Dataset excerpts
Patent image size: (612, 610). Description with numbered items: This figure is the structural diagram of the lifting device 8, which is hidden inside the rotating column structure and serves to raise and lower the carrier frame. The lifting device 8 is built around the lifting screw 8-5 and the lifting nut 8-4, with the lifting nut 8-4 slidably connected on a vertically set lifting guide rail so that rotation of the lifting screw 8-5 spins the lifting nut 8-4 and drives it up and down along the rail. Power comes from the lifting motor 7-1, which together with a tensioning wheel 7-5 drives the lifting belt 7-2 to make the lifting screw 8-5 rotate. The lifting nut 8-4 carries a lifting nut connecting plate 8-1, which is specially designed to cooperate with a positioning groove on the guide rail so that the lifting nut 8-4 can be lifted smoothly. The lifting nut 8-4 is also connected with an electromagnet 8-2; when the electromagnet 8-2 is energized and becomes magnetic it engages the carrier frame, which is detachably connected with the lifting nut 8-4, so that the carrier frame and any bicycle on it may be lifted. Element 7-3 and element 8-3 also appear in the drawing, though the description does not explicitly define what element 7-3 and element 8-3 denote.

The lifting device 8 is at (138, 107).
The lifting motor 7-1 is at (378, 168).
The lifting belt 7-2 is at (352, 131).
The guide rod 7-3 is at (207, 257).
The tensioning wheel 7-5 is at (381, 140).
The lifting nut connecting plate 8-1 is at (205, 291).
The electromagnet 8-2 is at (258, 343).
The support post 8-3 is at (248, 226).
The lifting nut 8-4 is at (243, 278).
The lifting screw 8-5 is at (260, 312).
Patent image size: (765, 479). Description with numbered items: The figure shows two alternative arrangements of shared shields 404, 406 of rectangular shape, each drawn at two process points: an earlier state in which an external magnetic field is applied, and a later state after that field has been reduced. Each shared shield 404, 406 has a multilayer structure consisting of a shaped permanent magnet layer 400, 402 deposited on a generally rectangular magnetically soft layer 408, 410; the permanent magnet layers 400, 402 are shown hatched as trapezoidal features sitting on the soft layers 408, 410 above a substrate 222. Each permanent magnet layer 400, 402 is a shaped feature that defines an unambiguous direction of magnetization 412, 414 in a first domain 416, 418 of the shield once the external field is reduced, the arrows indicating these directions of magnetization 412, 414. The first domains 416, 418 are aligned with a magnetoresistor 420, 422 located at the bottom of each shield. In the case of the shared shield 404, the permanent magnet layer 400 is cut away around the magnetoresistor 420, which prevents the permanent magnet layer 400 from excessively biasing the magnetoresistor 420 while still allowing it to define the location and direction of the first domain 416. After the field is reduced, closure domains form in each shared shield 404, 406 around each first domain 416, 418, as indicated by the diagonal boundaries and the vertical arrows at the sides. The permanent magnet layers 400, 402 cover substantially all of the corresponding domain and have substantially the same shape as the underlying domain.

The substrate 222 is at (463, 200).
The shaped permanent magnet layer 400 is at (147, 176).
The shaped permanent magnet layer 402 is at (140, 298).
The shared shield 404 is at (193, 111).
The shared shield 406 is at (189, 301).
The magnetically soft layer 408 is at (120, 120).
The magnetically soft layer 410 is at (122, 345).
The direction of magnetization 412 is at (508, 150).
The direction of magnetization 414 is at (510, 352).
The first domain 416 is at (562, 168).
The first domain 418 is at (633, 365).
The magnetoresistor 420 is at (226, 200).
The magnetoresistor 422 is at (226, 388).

Goal
Copy the material above word for word, keeping every line in its original order and form.

Solution
Patent image size: (612, 610). Description with numbered items: This figure is the structural diagram of the lifting device 8, which is hidden inside the rotating column structure and serves to raise and lower the carrier frame. The lifting device 8 is built around the lifting screw 8-5 and the lifting nut 8-4, with the lifting nut 8-4 slidably connected on a vertically set lifting guide rail so that rotation of the lifting screw 8-5 spins the lifting nut 8-4 and drives it up and down along the rail. Power comes from the lifting motor 7-1, which together with a tensioning wheel 7-5 drives the lifting belt 7-2 to make the lifting screw 8-5 rotate. The lifting nut 8-4 carries a lifting nut connecting plate 8-1, which is specially designed to cooperate with a positioning groove on the guide rail so that the lifting nut 8-4 can be lifted smoothly. The lifting nut 8-4 is also connected with an electromagnet 8-2; when the electromagnet 8-2 is energized and becomes magnetic it engages the carrier frame, which is detachably connected with the lifting nut 8-4, so that the carrier frame and any bicycle on it may be lifted. Element 7-3 and element 8-3 also appear in the drawing, though the description does not explicitly define what element 7-3 and element 8-3 denote.

The lifting device 8 is at (138, 107).
The lifting motor 7-1 is at (378, 168).
The lifting belt 7-2 is at (352, 131).
The guide rod 7-3 is at (207, 257).
The tensioning wheel 7-5 is at (381, 140).
The lifting nut connecting plate 8-1 is at (205, 291).
The electromagnet 8-2 is at (258, 343).
The support post 8-3 is at (248, 226).
The lifting nut 8-4 is at (243, 278).
The lifting screw 8-5 is at (260, 312).
Patent image size: (765, 479). Description with numbered items: The figure shows two alternative arrangements of shared shields 404, 406 of rectangular shape, each drawn at two process points: an earlier state in which an external magnetic field is applied, and a later state after that field has been reduced. Each shared shield 404, 406 has a multilayer structure consisting of a shaped permanent magnet layer 400, 402 deposited on a generally rectangular magnetically soft layer 408, 410; the permanent magnet layers 400, 402 are shown hatched as trapezoidal features sitting on the soft layers 408, 410 above a substrate 222. Each permanent magnet layer 400, 402 is a shaped feature that defines an unambiguous direction of magnetization 412, 414 in a first domain 416, 418 of the shield once the external field is reduced, the arrows indicating these directions of magnetization 412, 414. The first domains 416, 418 are aligned with a magnetoresistor 420, 422 located at the bottom of each shield. In the case of the shared shield 404, the permanent magnet layer 400 is cut away around the magnetoresistor 420, which prevents the permanent magnet layer 400 from excessively biasing the magnetoresistor 420 while still allowing it to define the location and direction of the first domain 416. After the field is reduced, closure domains form in each shared shield 404, 406 around each first domain 416, 418, as indicated by the diagonal boundaries and the vertical arrows at the sides. The permanent magnet layers 400, 402 cover substantially all of the corresponding domain and have substantially the same shape as the underlying domain.

The substrate 222 is at (463, 200).
The shaped permanent magnet layer 400 is at (147, 176).
The shaped permanent magnet layer 402 is at (140, 298).
The shared shield 404 is at (193, 111).
The shared shield 406 is at (189, 301).
The magnetically soft layer 408 is at (120, 120).
The magnetically soft layer 410 is at (122, 345).
The direction of magnetization 412 is at (508, 150).
The direction of magnetization 414 is at (510, 352).
The first domain 416 is at (562, 168).
The first domain 418 is at (633, 365).
The magnetoresistor 420 is at (226, 200).
The magnetoresistor 422 is at (226, 388).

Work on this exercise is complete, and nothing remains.